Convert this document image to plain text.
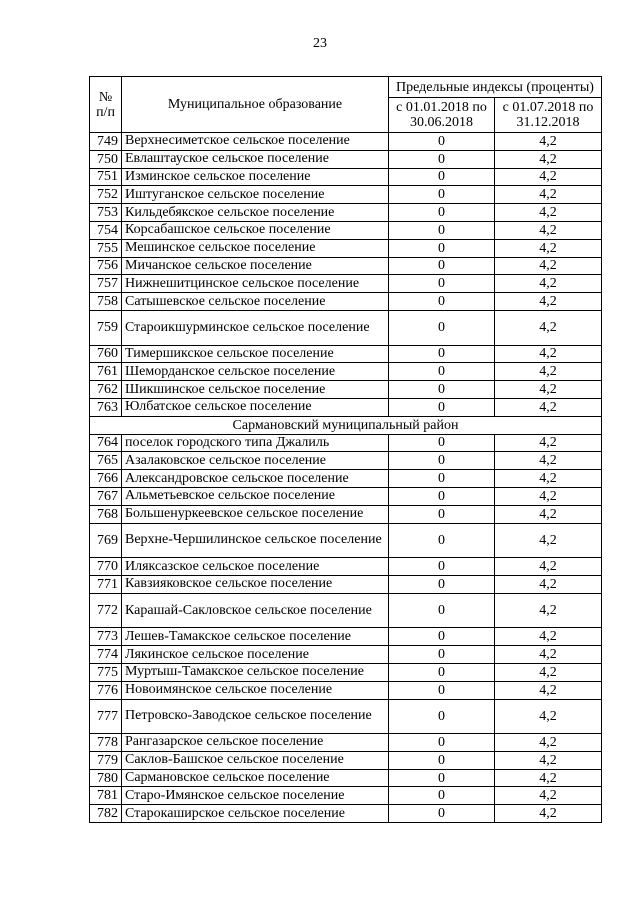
23
№ п/п	Муниципальное образование	Предельные индексы (проценты)	
		с 01.01.2018 по 30.06.2018	с 01.07.2018 по 31.12.2018
749	Верхнесиметское сельское поселение	0	4,2
750	Евлаштауское сельское поселение	0	4,2
751	Изминское сельское поселение	0	4,2
752	Иштуганское сельское поселение	0	4,2
753	Кильдебякское сельское поселение	0	4,2
754	Корсабашское сельское поселение	0	4,2
755	Мешинское сельское поселение	0	4,2
756	Мичанское сельское поселение	0	4,2
757	Нижнешитцинское сельское поселение	0	4,2
758	Сатышевское сельское поселение	0	4,2
759	Староикшурминское сельское поселение	0	4,2
760	Тимершикское сельское поселение	0	4,2
761	Шеморданское сельское поселение	0	4,2
762	Шикшинское сельское поселение	0	4,2
763	Юлбатское сельское поселение	0	4,2
Сармановский муниципальный район			
764	поселок городского типа Джалиль	0	4,2
765	Азалаковское сельское поселение	0	4,2
766	Александровское сельское поселение	0	4,2
767	Альметьевское сельское поселение	0	4,2
768	Большенуркеевское сельское поселение	0	4,2
769	Верхне-Чершилинское сельское поселение	0	4,2
770	Иляксазское сельское поселение	0	4,2
771	Кавзияковское сельское поселение	0	4,2
772	Карашай-Сакловское сельское поселение	0	4,2
773	Лешев-Тамакское сельское поселение	0	4,2
774	Лякинское сельское поселение	0	4,2
775	Муртыш-Тамакское сельское поселение	0	4,2
776	Новоимянское сельское поселение	0	4,2
777	Петровско-Заводское сельское поселение	0	4,2
778	Рангазарское сельское поселение	0	4,2
779	Саклов-Башское сельское поселение	0	4,2
780	Сармановское сельское поселение	0	4,2
781	Старо-Имянское сельское поселение	0	4,2
782	Старокаширское сельское поселение	0	4,2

• • •

* **Work to complete**: Only lines with the word "Тамакское" should be collected from the material.

* **Answer to this task**:
773	Лешев-Тамакское сельское поселение	0	4,2
775	Муртыш-Тамакское сельское поселение	0	4,2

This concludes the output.